# Exercise task
Look through the entries below and count the lines with the word "sphere" in them; give only the number.

━━━━━━━━

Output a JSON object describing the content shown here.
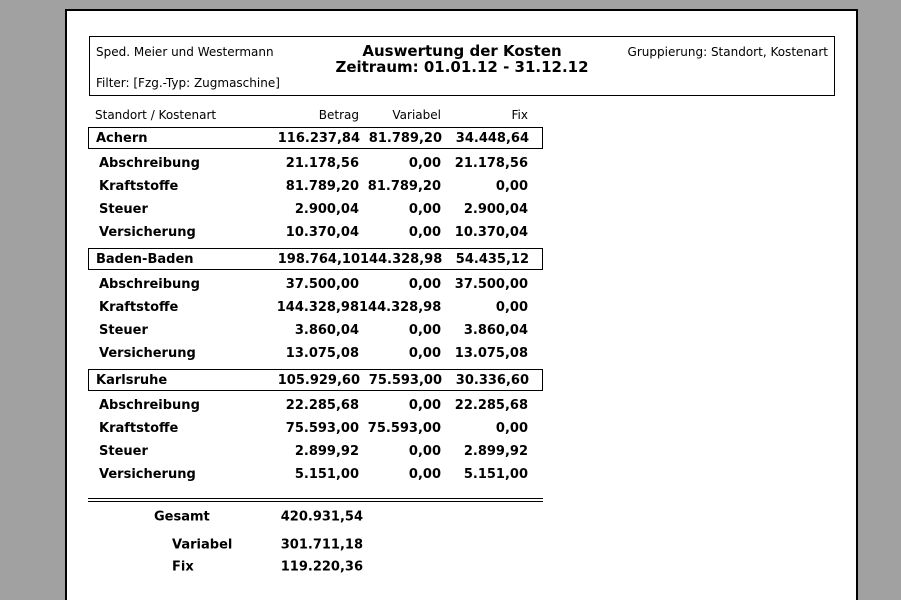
{
  "report": {
    "header": {
      "company": "Sped. Meier und Westermann",
      "title": "Auswertung der Kosten",
      "period": "Zeitraum: 01.01.12 - 31.12.12",
      "grouping": "Gruppierung: Standort, Kostenart",
      "filter": "Filter: [Fzg.-Typ: Zugmaschine]"
    },
    "table": {
      "columns": [
        "Standort / Kostenart",
        "Betrag",
        "Variabel",
        "Fix"
      ],
      "groups": [
        {
          "name": "Achern",
          "betrag": "116.237,84",
          "variabel": "81.789,20",
          "fix": "34.448,64",
          "rows": [
            {
              "name": "Abschreibung",
              "betrag": "21.178,56",
              "variabel": "0,00",
              "fix": "21.178,56"
            },
            {
              "name": "Kraftstoffe",
              "betrag": "81.789,20",
              "variabel": "81.789,20",
              "fix": "0,00"
            },
            {
              "name": "Steuer",
              "betrag": "2.900,04",
              "variabel": "0,00",
              "fix": "2.900,04"
            },
            {
              "name": "Versicherung",
              "betrag": "10.370,04",
              "variabel": "0,00",
              "fix": "10.370,04"
            }
          ]
        },
        {
          "name": "Baden-Baden",
          "betrag": "198.764,10",
          "variabel": "144.328,98",
          "fix": "54.435,12",
          "rows": [
            {
              "name": "Abschreibung",
              "betrag": "37.500,00",
              "variabel": "0,00",
              "fix": "37.500,00"
            },
            {
              "name": "Kraftstoffe",
              "betrag": "144.328,98",
              "variabel": "144.328,98",
              "fix": "0,00"
            },
            {
              "name": "Steuer",
              "betrag": "3.860,04",
              "variabel": "0,00",
              "fix": "3.860,04"
            },
            {
              "name": "Versicherung",
              "betrag": "13.075,08",
              "variabel": "0,00",
              "fix": "13.075,08"
            }
          ]
        },
        {
          "name": "Karlsruhe",
          "betrag": "105.929,60",
          "variabel": "75.593,00",
          "fix": "30.336,60",
          "rows": [
            {
              "name": "Abschreibung",
              "betrag": "22.285,68",
              "variabel": "0,00",
              "fix": "22.285,68"
            },
            {
              "name": "Kraftstoffe",
              "betrag": "75.593,00",
              "variabel": "75.593,00",
              "fix": "0,00"
            },
            {
              "name": "Steuer",
              "betrag": "2.899,92",
              "variabel": "0,00",
              "fix": "2.899,92"
            },
            {
              "name": "Versicherung",
              "betrag": "5.151,00",
              "variabel": "0,00",
              "fix": "5.151,00"
            }
          ]
        }
      ]
    },
    "totals": {
      "gesamt_label": "Gesamt",
      "gesamt_value": "420.931,54",
      "variabel_label": "Variabel",
      "variabel_value": "301.711,18",
      "fix_label": "Fix",
      "fix_value": "119.220,36"
    }
  },
  "colors": {
    "backdrop": "#a1a1a1",
    "page_background": "#ffffff",
    "border": "#000000",
    "text": "#000000"
  }
}
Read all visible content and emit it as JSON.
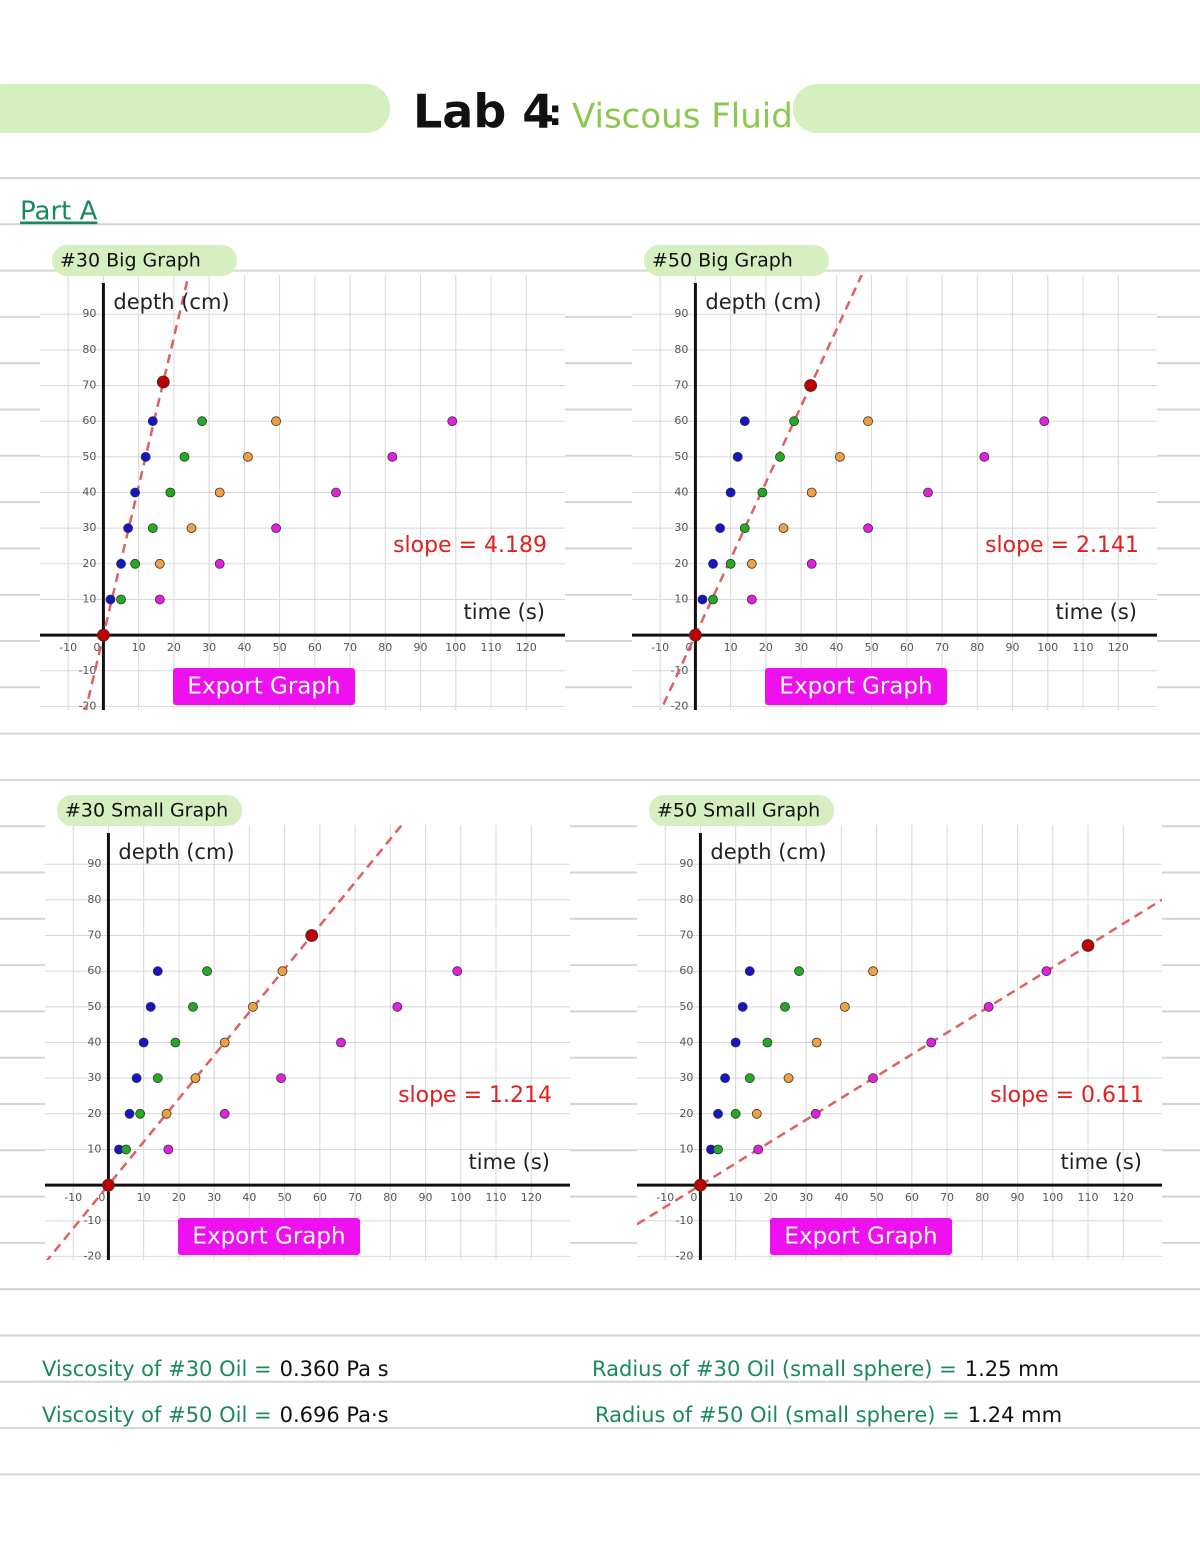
{
  "header": {
    "title": "Lab 4",
    "separator": ":",
    "subtitle": "Viscous Fluid"
  },
  "section": "Part A",
  "chart_data": [
    {
      "type": "scatter",
      "title": "#30 Big Graph",
      "x_label": "time (s)",
      "y_label": "depth (cm)",
      "annotation": "slope = 4.189",
      "button": "Export Graph",
      "xlim": [
        -18,
        131
      ],
      "ylim": [
        -21,
        101
      ],
      "xticks": [
        -10,
        0,
        10,
        20,
        30,
        40,
        50,
        60,
        70,
        80,
        90,
        100,
        110,
        120
      ],
      "yticks": [
        -20,
        -10,
        10,
        20,
        30,
        40,
        50,
        60,
        70,
        80,
        90
      ],
      "grid": true,
      "series": [
        {
          "color": "#1414c8",
          "x": [
            2,
            5,
            7,
            9,
            12,
            14
          ],
          "values": [
            10,
            20,
            30,
            40,
            50,
            60
          ]
        },
        {
          "color": "#22aa22",
          "x": [
            5,
            9,
            14,
            19,
            23,
            28
          ],
          "values": [
            10,
            20,
            30,
            40,
            50,
            60
          ]
        },
        {
          "color": "#f0a040",
          "x": [
            16,
            25,
            33,
            41,
            49
          ],
          "values": [
            20,
            30,
            40,
            50,
            60
          ]
        },
        {
          "color": "#e020e0",
          "x": [
            16,
            33,
            49,
            66,
            82,
            99
          ],
          "values": [
            10,
            20,
            30,
            40,
            50,
            60
          ]
        },
        {
          "color": "#c00000",
          "x": [
            0,
            17
          ],
          "values": [
            0,
            71
          ],
          "fit_line": true
        }
      ]
    },
    {
      "type": "scatter",
      "title": "#50 Big Graph",
      "x_label": "time (s)",
      "y_label": "depth (cm)",
      "annotation": "slope = 2.141",
      "button": "Export Graph",
      "xlim": [
        -18,
        131
      ],
      "ylim": [
        -21,
        101
      ],
      "xticks": [
        -10,
        0,
        10,
        20,
        30,
        40,
        50,
        60,
        70,
        80,
        90,
        100,
        110,
        120
      ],
      "yticks": [
        -20,
        -10,
        10,
        20,
        30,
        40,
        50,
        60,
        70,
        80,
        90
      ],
      "grid": true,
      "series": [
        {
          "color": "#1414c8",
          "x": [
            2,
            5,
            7,
            10,
            12,
            14
          ],
          "values": [
            10,
            20,
            30,
            40,
            50,
            60
          ]
        },
        {
          "color": "#22aa22",
          "x": [
            5,
            10,
            14,
            19,
            24,
            28
          ],
          "values": [
            10,
            20,
            30,
            40,
            50,
            60
          ]
        },
        {
          "color": "#f0a040",
          "x": [
            16,
            25,
            33,
            41,
            49
          ],
          "values": [
            20,
            30,
            40,
            50,
            60
          ]
        },
        {
          "color": "#e020e0",
          "x": [
            16,
            33,
            49,
            66,
            82,
            99
          ],
          "values": [
            10,
            20,
            30,
            40,
            50,
            60
          ]
        },
        {
          "color": "#c00000",
          "x": [
            0,
            32.7
          ],
          "values": [
            0,
            70
          ],
          "fit_line": true
        }
      ]
    },
    {
      "type": "scatter",
      "title": "#30 Small Graph",
      "x_label": "time (s)",
      "y_label": "depth (cm)",
      "annotation": "slope = 1.214",
      "button": "Export Graph",
      "xlim": [
        -18,
        131
      ],
      "ylim": [
        -21,
        101
      ],
      "xticks": [
        -10,
        0,
        10,
        20,
        30,
        40,
        50,
        60,
        70,
        80,
        90,
        100,
        110,
        120
      ],
      "yticks": [
        -20,
        -10,
        10,
        20,
        30,
        40,
        50,
        60,
        70,
        80,
        90
      ],
      "grid": true,
      "series": [
        {
          "color": "#1414c8",
          "x": [
            3,
            6,
            8,
            10,
            12,
            14
          ],
          "values": [
            10,
            20,
            30,
            40,
            50,
            60
          ]
        },
        {
          "color": "#22aa22",
          "x": [
            5,
            9,
            14,
            19,
            24,
            28
          ],
          "values": [
            10,
            20,
            30,
            40,
            50,
            60
          ]
        },
        {
          "color": "#f0a040",
          "x": [
            16.5,
            24.7,
            33,
            41,
            49.4
          ],
          "values": [
            20,
            30,
            40,
            50,
            60
          ]
        },
        {
          "color": "#e020e0",
          "x": [
            17,
            33,
            49,
            66,
            82,
            99
          ],
          "values": [
            10,
            20,
            30,
            40,
            50,
            60
          ]
        },
        {
          "color": "#c00000",
          "x": [
            0,
            57.7
          ],
          "values": [
            0,
            70
          ],
          "fit_line": true
        }
      ]
    },
    {
      "type": "scatter",
      "title": "#50 Small Graph",
      "x_label": "time (s)",
      "y_label": "depth (cm)",
      "annotation": "slope = 0.611",
      "button": "Export Graph",
      "xlim": [
        -18,
        131
      ],
      "ylim": [
        -21,
        101
      ],
      "xticks": [
        -10,
        0,
        10,
        20,
        30,
        40,
        50,
        60,
        70,
        80,
        90,
        100,
        110,
        120
      ],
      "yticks": [
        -20,
        -10,
        10,
        20,
        30,
        40,
        50,
        60,
        70,
        80,
        90
      ],
      "grid": true,
      "series": [
        {
          "color": "#1414c8",
          "x": [
            3,
            5,
            7,
            10,
            12,
            14
          ],
          "values": [
            10,
            20,
            30,
            40,
            50,
            60
          ]
        },
        {
          "color": "#22aa22",
          "x": [
            5,
            10,
            14,
            19,
            24,
            28
          ],
          "values": [
            10,
            20,
            30,
            40,
            50,
            60
          ]
        },
        {
          "color": "#f0a040",
          "x": [
            16,
            25,
            33,
            41,
            49
          ],
          "values": [
            20,
            30,
            40,
            50,
            60
          ]
        },
        {
          "color": "#e020e0",
          "x": [
            16.4,
            32.7,
            49,
            65.5,
            81.8,
            98.2
          ],
          "values": [
            10,
            20,
            30,
            40,
            50,
            60
          ]
        },
        {
          "color": "#c00000",
          "x": [
            0,
            110
          ],
          "values": [
            0,
            67.2
          ],
          "fit_line": true
        }
      ]
    }
  ],
  "notes": [
    {
      "label": "Viscosity of #30 Oil =",
      "value": "0.360 Pa s"
    },
    {
      "label": "Radius of #30 Oil (small sphere) =",
      "value": "1.25 mm"
    },
    {
      "label": "Viscosity of #50 Oil =",
      "value": "0.696 Pa·s"
    },
    {
      "label": "Radius of #50 Oil (small sphere) =",
      "value": "1.24 mm"
    }
  ]
}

━━━━━━━━

# Worked solution
2